WHAT THE TASK REQUIRES: The records below must be written out exactly, with every picture left behind.

EXERCISE INPUTS:
.....

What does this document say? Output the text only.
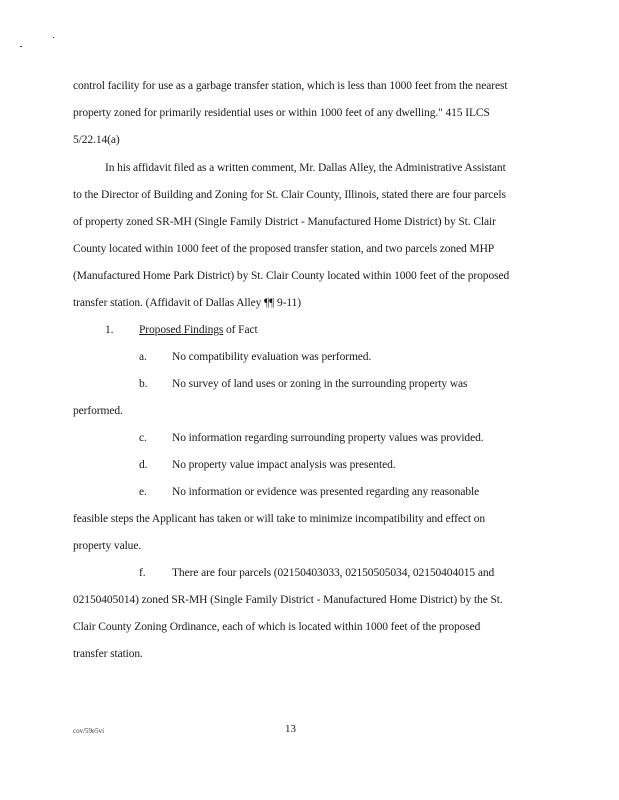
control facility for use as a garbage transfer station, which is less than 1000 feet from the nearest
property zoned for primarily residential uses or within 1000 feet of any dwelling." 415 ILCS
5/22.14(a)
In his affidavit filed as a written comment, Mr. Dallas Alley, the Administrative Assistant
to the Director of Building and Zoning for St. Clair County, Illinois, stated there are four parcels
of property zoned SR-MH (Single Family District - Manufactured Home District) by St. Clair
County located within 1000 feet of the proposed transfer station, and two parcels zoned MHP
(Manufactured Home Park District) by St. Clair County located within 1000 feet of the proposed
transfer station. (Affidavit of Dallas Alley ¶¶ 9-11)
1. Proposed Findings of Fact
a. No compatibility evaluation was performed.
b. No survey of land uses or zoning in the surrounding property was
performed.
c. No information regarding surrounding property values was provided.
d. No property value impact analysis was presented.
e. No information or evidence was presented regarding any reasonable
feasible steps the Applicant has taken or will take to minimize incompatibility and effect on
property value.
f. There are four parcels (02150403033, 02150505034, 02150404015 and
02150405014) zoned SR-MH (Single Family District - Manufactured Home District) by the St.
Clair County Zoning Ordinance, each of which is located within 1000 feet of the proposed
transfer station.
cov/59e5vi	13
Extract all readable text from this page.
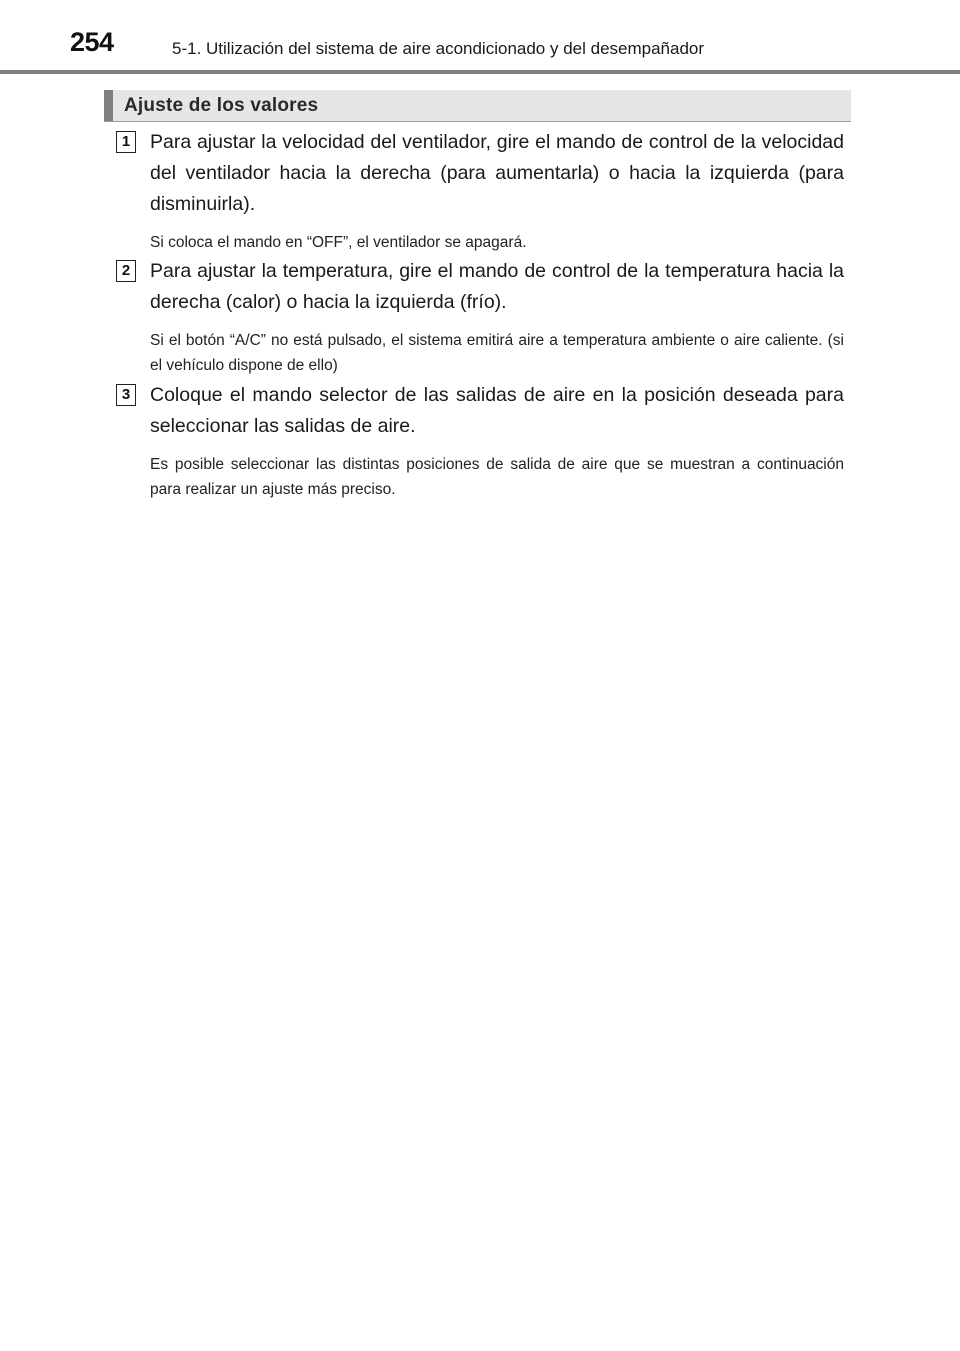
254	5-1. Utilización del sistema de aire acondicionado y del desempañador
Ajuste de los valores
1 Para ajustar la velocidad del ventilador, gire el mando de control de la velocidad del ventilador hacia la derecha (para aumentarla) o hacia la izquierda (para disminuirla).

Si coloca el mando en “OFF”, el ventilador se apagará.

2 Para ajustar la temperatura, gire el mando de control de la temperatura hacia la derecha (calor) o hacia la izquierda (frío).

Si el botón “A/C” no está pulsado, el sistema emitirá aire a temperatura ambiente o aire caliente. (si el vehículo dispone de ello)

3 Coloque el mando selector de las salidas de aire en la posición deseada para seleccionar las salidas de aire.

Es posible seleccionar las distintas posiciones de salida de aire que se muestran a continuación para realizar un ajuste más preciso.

.....

RESPONSE TO THE TASK:
What does this document say? Output the text only.
control facility for use as a garbage transfer station, which is less than 1000 feet from the nearest
property zoned for primarily residential uses or within 1000 feet of any dwelling." 415 ILCS
5/22.14(a)
In his affidavit filed as a written comment, Mr. Dallas Alley, the Administrative Assistant
to the Director of Building and Zoning for St. Clair County, Illinois, stated there are four parcels
of property zoned SR-MH (Single Family District - Manufactured Home District) by St. Clair
County located within 1000 feet of the proposed transfer station, and two parcels zoned MHP
(Manufactured Home Park District) by St. Clair County located within 1000 feet of the proposed
transfer station. (Affidavit of Dallas Alley ¶¶ 9-11)
1. Proposed Findings of Fact
a. No compatibility evaluation was performed.
b. No survey of land uses or zoning in the surrounding property was
performed.
c. No information regarding surrounding property values was provided.
d. No property value impact analysis was presented.
e. No information or evidence was presented regarding any reasonable
feasible steps the Applicant has taken or will take to minimize incompatibility and effect on
property value.
f. There are four parcels (02150403033, 02150505034, 02150404015 and
02150405014) zoned SR-MH (Single Family District - Manufactured Home District) by the St.
Clair County Zoning Ordinance, each of which is located within 1000 feet of the proposed
transfer station.
cov/59e5vi	13
Extract all readable text from this page.
254	5-1. Utilización del sistema de aire acondicionado y del desempañador
Ajuste de los valores
1 Para ajustar la velocidad del ventilador, gire el mando de control de la velocidad del ventilador hacia la derecha (para aumentarla) o hacia la izquierda (para disminuirla).

Si coloca el mando en “OFF”, el ventilador se apagará.

2 Para ajustar la temperatura, gire el mando de control de la temperatura hacia la derecha (calor) o hacia la izquierda (frío).

Si el botón “A/C” no está pulsado, el sistema emitirá aire a temperatura ambiente o aire caliente. (si el vehículo dispone de ello)

3 Coloque el mando selector de las salidas de aire en la posición deseada para seleccionar las salidas de aire.

Es posible seleccionar las distintas posiciones de salida de aire que se muestran a continuación para realizar un ajuste más preciso.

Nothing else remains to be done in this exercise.